◆ **Records for the task**:
----
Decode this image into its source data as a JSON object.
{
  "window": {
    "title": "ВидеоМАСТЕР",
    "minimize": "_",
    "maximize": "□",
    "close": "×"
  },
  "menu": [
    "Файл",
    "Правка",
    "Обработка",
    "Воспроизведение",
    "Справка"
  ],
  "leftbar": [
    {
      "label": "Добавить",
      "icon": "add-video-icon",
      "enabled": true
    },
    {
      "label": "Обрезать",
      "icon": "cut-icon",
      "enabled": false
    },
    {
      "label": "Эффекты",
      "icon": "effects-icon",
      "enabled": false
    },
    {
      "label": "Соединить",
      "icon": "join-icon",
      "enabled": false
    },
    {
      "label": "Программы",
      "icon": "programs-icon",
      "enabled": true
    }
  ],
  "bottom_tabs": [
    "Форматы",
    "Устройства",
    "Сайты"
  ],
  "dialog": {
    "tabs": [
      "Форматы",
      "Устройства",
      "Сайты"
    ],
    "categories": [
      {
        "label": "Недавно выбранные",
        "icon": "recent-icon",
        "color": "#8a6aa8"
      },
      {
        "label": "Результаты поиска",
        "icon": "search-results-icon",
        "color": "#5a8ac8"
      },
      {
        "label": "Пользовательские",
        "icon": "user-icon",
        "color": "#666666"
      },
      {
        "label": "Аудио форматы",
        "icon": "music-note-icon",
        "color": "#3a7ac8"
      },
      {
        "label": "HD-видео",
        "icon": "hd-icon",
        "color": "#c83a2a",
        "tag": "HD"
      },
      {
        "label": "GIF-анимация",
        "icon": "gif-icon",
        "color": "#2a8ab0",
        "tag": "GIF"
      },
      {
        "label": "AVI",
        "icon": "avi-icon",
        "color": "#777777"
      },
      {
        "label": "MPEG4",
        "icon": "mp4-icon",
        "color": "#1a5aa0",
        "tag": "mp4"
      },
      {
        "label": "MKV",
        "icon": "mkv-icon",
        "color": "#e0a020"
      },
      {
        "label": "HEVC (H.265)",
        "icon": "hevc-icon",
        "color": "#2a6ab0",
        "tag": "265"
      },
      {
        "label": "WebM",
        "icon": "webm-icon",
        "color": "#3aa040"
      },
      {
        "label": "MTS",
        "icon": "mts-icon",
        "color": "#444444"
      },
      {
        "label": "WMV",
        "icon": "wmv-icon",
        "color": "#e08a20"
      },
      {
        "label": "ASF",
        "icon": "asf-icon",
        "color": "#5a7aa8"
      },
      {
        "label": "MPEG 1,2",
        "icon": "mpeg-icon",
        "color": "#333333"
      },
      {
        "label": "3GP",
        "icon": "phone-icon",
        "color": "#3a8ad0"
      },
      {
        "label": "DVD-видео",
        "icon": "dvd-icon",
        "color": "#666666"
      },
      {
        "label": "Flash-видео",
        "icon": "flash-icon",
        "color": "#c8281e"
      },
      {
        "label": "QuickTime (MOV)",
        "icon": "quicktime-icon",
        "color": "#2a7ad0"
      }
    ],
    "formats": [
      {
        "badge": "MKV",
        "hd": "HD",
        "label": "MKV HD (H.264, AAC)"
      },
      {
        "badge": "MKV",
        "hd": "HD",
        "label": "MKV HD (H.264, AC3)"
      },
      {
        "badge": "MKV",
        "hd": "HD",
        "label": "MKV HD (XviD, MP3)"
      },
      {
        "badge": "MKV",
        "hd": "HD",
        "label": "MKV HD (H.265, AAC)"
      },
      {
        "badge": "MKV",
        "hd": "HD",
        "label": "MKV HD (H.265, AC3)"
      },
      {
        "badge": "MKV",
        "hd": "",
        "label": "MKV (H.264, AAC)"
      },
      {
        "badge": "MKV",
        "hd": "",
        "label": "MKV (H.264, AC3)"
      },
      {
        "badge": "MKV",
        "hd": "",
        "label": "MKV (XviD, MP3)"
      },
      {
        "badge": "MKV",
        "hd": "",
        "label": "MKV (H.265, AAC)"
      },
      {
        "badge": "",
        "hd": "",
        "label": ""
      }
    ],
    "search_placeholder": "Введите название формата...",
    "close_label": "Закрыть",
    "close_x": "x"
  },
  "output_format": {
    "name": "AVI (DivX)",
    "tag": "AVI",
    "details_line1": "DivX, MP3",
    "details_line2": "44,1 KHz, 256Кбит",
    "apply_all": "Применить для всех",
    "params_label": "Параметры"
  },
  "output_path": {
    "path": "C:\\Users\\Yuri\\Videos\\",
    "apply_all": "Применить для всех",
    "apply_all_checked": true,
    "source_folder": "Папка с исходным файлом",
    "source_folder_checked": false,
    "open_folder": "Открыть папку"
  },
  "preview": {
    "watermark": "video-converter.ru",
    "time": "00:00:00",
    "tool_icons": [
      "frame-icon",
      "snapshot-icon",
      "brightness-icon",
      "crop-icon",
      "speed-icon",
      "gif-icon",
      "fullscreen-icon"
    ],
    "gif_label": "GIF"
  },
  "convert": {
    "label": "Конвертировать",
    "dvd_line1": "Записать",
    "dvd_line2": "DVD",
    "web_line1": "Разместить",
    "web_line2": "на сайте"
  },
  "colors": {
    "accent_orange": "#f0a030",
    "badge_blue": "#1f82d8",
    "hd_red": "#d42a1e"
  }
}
----
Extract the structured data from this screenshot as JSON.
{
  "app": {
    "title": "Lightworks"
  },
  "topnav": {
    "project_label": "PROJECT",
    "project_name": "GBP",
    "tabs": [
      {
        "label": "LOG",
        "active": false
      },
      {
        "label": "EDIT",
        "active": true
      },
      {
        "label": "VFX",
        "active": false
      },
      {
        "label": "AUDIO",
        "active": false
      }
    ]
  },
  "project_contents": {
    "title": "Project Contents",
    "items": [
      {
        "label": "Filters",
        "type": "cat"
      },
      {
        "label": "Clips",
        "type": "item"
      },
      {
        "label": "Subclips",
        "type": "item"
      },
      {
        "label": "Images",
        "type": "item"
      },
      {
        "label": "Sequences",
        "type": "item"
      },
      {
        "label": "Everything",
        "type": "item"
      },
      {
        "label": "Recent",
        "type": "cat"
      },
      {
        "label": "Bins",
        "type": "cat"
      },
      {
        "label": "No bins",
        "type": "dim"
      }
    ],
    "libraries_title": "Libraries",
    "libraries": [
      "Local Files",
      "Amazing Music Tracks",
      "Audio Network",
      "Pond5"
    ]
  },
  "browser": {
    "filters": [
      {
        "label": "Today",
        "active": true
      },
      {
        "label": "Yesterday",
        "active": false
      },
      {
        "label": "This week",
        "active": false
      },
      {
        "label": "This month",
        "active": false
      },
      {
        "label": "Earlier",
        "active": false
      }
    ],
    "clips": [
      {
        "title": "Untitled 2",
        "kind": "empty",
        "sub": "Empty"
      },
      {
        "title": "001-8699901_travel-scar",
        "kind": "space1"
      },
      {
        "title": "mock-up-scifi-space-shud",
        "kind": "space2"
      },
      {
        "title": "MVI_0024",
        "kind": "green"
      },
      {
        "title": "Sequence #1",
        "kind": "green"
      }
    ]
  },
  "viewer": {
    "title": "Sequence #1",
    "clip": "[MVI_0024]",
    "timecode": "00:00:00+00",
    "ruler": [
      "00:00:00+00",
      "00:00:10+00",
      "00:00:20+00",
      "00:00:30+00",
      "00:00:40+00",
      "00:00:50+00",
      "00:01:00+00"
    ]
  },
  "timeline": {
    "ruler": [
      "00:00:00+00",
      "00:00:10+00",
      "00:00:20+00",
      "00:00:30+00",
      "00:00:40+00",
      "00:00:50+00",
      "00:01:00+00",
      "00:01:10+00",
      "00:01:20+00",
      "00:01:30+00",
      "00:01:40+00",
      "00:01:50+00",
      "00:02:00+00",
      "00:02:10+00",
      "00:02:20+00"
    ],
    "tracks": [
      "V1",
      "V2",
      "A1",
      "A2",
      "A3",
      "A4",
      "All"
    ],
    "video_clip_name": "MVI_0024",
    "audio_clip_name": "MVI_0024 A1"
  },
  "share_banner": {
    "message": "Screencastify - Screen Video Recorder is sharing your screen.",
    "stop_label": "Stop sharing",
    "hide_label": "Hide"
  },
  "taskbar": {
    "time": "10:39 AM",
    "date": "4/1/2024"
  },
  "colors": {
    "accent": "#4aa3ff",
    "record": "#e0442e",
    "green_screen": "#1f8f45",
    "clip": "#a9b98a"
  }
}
----
◆ **Exercise objective**:
Look through the entries above and report each line where the string "sharing" occurs.

◆ **Finished exercise**:
    "message": "Screencastify - Screen Video Recorder is sharing your screen.",
    "stop_label": "Stop sharing",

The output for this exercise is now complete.